- Problem description:
Copy each line of the data below with the word "谢谢大家".

- Data excerpts:
>> start

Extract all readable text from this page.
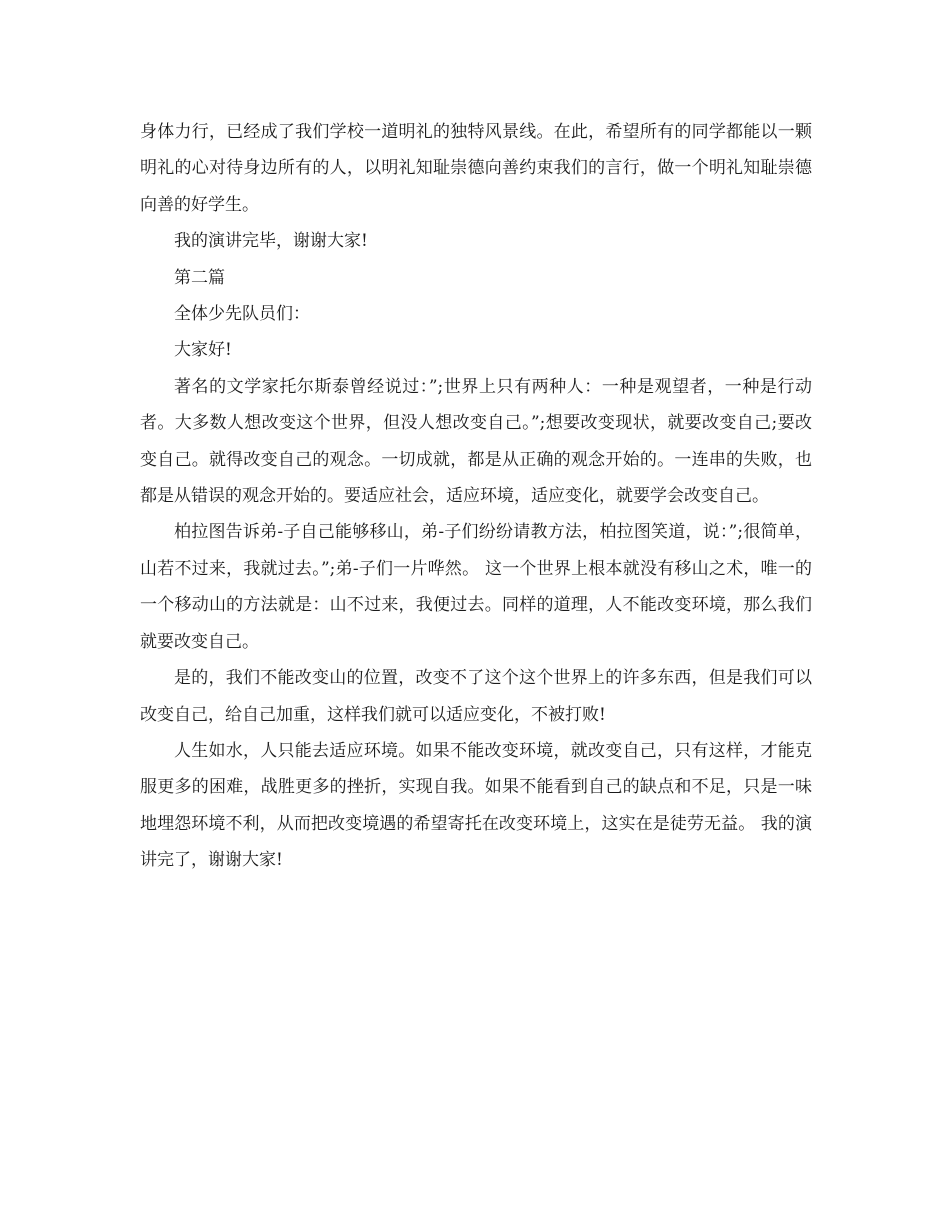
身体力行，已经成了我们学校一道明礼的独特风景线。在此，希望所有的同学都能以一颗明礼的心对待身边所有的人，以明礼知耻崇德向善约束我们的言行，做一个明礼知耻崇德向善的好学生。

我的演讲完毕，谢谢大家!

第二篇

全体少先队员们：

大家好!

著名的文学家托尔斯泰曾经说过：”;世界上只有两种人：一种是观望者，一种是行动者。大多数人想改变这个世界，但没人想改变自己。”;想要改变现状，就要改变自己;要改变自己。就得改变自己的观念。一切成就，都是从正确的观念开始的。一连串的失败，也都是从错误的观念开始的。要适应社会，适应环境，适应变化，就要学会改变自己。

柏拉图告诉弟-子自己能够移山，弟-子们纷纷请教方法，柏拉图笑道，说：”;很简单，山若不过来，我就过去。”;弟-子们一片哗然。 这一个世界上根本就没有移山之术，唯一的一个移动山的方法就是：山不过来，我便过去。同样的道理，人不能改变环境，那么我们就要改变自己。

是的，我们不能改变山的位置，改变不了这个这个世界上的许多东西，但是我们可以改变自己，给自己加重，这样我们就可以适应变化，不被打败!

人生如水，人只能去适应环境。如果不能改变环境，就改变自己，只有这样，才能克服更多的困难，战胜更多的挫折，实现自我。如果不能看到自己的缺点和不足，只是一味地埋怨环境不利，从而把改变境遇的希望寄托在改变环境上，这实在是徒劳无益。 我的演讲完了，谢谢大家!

>> end
>> start

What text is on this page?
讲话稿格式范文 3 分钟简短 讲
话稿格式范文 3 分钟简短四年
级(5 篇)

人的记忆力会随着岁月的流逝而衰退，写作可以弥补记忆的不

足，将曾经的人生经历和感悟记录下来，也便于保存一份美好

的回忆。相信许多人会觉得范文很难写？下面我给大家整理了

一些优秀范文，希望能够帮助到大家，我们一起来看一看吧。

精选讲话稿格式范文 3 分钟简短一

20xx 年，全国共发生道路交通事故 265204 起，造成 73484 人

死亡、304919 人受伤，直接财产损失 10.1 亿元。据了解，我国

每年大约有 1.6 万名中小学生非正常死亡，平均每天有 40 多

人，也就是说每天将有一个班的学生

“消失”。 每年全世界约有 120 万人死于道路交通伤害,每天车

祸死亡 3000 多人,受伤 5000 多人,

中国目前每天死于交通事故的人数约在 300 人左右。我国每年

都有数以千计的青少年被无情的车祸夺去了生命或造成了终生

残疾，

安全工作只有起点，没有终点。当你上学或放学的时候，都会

>> end
>> start

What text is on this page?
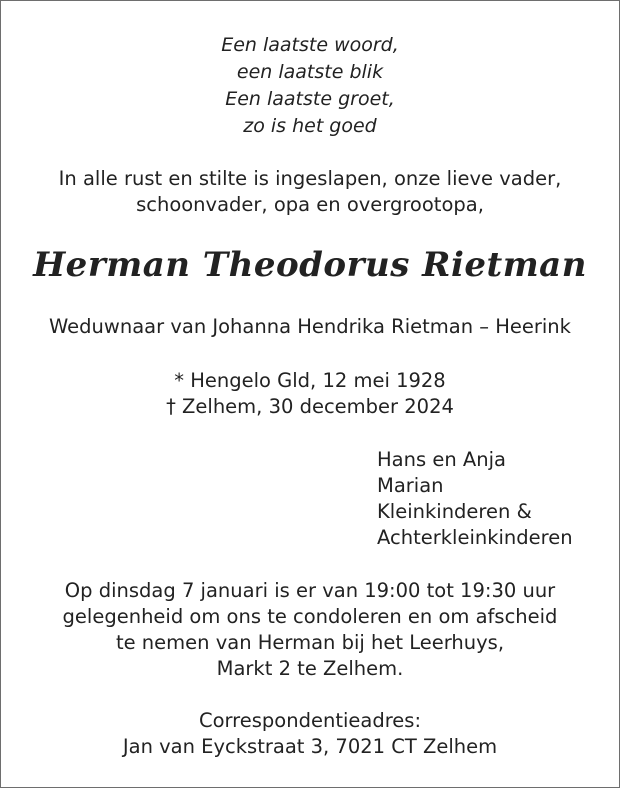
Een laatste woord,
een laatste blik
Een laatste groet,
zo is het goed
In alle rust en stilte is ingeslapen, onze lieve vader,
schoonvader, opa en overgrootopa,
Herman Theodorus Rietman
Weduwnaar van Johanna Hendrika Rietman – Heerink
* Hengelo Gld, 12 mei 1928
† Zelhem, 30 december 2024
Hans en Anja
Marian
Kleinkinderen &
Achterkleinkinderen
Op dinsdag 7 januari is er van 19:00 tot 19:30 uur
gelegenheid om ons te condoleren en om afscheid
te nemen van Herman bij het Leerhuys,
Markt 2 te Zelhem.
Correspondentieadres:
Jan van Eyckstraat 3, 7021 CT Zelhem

>> end

- Finished exercise:
我的演讲完毕，谢谢大家!
人生如水，人只能去适应环境。如果不能改变环境，就改变自己，只有这样，才能克服更多的困难，战胜更多的挫折，实现自我。如果不能看到自己的缺点和不足，只是一味地埋怨环境不利，从而把改变境遇的希望寄托在改变环境上，这实在是徒劳无益。 我的演讲完了，谢谢大家!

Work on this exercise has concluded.